Saved data entries:
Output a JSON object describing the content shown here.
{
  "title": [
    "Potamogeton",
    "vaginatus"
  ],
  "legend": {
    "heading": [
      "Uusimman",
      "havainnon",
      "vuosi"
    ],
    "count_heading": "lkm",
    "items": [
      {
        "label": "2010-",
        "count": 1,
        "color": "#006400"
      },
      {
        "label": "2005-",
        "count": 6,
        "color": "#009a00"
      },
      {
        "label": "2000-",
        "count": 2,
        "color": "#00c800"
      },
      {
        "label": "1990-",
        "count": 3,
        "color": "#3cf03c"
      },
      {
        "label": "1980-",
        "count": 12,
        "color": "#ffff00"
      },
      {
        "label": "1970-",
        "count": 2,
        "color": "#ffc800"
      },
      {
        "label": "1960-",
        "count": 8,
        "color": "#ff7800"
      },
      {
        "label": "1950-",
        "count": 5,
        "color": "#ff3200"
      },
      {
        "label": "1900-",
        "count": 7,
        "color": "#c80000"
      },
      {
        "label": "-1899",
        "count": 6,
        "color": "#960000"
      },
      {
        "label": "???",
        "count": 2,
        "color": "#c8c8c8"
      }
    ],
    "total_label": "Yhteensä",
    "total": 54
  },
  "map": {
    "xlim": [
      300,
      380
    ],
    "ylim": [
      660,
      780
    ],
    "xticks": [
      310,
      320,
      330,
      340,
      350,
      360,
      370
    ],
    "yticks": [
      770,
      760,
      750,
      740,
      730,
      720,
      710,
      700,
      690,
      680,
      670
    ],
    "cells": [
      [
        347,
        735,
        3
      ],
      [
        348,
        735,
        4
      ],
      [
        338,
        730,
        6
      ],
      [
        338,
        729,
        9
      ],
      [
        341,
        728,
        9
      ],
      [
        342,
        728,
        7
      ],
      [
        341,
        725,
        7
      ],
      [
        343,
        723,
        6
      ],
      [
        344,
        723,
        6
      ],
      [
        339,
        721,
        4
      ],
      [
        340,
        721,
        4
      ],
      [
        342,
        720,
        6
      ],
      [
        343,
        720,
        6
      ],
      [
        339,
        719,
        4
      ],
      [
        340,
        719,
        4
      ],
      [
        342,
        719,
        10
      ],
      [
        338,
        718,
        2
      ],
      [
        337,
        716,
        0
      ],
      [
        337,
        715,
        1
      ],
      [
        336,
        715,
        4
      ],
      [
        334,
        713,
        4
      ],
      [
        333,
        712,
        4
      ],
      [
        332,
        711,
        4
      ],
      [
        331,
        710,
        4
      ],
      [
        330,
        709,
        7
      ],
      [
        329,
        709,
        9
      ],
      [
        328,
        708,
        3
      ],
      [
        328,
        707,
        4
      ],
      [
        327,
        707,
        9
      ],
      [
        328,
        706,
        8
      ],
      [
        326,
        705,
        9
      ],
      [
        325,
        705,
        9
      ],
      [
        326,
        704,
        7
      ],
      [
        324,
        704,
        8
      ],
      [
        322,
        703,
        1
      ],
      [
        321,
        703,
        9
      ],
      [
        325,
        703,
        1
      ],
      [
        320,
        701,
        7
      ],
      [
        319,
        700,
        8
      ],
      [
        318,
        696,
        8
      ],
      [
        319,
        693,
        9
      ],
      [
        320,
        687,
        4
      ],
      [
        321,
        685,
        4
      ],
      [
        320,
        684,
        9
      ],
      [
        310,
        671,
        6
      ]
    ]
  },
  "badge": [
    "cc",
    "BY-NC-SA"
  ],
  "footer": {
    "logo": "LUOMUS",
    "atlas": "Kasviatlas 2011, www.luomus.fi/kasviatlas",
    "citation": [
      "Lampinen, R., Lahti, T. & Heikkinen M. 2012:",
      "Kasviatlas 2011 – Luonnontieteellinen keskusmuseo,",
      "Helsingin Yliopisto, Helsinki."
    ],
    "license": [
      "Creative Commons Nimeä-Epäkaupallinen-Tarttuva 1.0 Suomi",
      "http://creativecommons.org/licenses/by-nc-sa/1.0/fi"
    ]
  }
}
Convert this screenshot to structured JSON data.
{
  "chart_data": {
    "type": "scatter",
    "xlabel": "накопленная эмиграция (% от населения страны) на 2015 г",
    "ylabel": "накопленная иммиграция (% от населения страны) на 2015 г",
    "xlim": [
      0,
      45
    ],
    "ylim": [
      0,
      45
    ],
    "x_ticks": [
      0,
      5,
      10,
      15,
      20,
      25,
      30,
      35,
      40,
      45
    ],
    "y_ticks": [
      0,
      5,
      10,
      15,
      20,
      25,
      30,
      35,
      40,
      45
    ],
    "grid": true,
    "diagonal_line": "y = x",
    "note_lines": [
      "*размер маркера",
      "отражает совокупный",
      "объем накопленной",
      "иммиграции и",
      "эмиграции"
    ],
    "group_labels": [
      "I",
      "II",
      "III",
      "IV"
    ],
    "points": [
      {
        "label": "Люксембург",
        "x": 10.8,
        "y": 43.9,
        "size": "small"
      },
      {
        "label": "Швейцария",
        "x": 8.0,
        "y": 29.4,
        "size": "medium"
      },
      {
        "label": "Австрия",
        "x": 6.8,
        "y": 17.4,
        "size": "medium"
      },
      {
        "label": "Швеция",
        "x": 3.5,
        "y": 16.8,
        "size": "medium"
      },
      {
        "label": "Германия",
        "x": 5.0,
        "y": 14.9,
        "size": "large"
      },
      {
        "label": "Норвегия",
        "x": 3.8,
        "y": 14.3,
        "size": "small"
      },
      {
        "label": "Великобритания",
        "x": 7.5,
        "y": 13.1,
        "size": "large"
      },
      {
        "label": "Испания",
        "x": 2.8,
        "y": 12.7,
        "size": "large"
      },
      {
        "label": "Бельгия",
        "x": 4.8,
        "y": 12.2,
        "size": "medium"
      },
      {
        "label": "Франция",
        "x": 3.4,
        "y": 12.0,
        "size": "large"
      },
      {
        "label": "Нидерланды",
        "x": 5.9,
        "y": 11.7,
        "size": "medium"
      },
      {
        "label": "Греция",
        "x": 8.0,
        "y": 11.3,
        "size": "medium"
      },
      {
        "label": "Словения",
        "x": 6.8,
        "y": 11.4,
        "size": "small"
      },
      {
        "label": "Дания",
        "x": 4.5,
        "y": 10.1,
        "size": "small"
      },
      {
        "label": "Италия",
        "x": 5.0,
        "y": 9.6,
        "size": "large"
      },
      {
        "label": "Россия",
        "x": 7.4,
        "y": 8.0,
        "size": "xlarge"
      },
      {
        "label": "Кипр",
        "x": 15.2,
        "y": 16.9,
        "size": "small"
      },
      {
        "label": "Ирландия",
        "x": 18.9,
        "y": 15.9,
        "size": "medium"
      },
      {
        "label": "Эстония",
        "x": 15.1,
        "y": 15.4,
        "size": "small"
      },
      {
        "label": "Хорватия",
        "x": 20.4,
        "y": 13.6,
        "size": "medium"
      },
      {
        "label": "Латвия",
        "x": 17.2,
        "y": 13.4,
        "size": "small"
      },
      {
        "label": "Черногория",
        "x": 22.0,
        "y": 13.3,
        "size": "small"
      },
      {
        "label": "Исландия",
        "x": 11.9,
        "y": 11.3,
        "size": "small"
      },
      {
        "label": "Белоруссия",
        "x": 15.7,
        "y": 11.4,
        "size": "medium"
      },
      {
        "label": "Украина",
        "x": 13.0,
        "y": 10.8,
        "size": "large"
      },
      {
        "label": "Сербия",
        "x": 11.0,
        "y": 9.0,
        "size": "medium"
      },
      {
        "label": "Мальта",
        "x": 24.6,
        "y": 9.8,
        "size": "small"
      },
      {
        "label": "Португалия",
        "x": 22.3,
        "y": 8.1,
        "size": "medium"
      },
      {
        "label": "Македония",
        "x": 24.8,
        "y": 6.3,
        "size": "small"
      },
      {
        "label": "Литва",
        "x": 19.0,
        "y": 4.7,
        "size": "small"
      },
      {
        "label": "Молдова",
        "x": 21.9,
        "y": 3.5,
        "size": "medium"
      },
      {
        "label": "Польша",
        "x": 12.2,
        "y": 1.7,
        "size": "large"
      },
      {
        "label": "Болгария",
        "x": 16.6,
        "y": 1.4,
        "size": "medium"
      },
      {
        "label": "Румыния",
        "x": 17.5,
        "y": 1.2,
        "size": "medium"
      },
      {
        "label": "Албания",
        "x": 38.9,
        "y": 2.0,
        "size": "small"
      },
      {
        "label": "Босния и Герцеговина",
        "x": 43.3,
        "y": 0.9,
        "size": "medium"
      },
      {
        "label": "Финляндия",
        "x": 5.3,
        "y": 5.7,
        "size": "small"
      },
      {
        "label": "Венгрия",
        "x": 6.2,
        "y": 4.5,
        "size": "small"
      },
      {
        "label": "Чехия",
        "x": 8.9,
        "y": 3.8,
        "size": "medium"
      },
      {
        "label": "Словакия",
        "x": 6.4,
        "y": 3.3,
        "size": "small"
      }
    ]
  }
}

#### What is required:
Gather each line from the listing above that holds "JSON".

#### Output for this task:
Output a JSON object describing the content shown here.
Convert this screenshot to structured JSON data.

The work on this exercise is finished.